→ Passage shown:

Four types of listed waste:
F Waste - List of waste from non-specific sources
K Waste - List of waste from specific sources
U Waste - List of discarded chemical products
P Waste - List of acutely toxic discarded chemical products
Mixture rule - Any mixture of a listed hazardous waste and a non-hazardous waste is
considered hazardous.
Derived from rule - See 40 CFR 261.3c.
Characteristic waste - Four characteristics are utilized to determine if a solid waste,
which is not a listed hazardous waste, is classified as a hazardous waste.
Characteristic of ignitability:
A flashpoint of < 140°F
For non-liquids - if the waste, when ignited, can burn spontaneously
An ignitable compressed gas
An oxidizer as defined in 49 CFR 173.151
Characteristic of corrosivity:
The waste is aqueous and pH < 2 or > 12.5.
The waste corrodes steel at a rate of > 6.35 millimeters/year.
Characteristic of reactivity:
The waste is unstable and undergoes violent reaction.
The waste reacts violently with water.
The waste, when heated, is explosive.

→ Questions to answer:
- a) According to the passage on hazardous waste classification, which pH values make an aqueous waste corrosive?
- b) Rewrite the passage on hazardous waste classification from "Four types of" up to and including "40 CFR 261.3c.", changing "discarded" to "disposed" throughout.

→ Exercise data:
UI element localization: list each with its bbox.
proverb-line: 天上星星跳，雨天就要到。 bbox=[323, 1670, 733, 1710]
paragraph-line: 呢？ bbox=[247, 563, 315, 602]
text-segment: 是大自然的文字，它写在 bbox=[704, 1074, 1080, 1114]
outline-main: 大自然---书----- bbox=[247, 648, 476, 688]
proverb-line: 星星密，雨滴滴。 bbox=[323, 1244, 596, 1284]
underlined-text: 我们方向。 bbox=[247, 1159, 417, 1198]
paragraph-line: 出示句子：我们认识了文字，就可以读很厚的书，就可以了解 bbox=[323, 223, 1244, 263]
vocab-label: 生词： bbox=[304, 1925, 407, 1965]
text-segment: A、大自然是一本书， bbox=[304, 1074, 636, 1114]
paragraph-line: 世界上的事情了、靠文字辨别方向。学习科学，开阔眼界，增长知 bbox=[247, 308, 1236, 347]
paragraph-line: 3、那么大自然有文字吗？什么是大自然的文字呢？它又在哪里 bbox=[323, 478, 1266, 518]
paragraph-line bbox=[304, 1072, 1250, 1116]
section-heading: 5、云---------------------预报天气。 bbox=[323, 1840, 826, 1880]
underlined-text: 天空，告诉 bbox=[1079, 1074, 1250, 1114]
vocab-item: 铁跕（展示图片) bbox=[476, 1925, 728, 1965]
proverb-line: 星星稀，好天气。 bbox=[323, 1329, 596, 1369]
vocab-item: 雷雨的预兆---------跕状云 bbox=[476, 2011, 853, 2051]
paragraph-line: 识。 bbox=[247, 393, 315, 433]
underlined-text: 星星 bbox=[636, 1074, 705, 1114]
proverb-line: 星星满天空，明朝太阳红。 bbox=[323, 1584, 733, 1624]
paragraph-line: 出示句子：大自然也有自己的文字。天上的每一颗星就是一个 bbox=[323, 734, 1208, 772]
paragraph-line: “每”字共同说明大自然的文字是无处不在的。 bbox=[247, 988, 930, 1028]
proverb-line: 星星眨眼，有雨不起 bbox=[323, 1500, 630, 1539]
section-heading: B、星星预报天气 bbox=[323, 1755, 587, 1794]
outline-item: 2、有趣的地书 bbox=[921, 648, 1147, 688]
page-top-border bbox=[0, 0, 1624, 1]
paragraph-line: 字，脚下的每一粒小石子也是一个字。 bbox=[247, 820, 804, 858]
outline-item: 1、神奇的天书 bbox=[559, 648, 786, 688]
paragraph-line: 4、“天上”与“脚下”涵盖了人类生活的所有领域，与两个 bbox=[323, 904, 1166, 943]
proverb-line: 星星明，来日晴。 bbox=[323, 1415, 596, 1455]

→ Numbered answers:
- a) A pH below 2 or above 12.5.

- b)
Four types of listed waste:
F Waste - List of waste from non-specific sources
K Waste - List of waste from specific sources
U Waste - List of disposed chemical products
P Waste - List of acutely toxic disposed chemical products
Mixture rule - Any mixture of a listed hazardous waste and a non-hazardous waste is
considered hazardous.
Derived from rule - See 40 CFR 261.3c.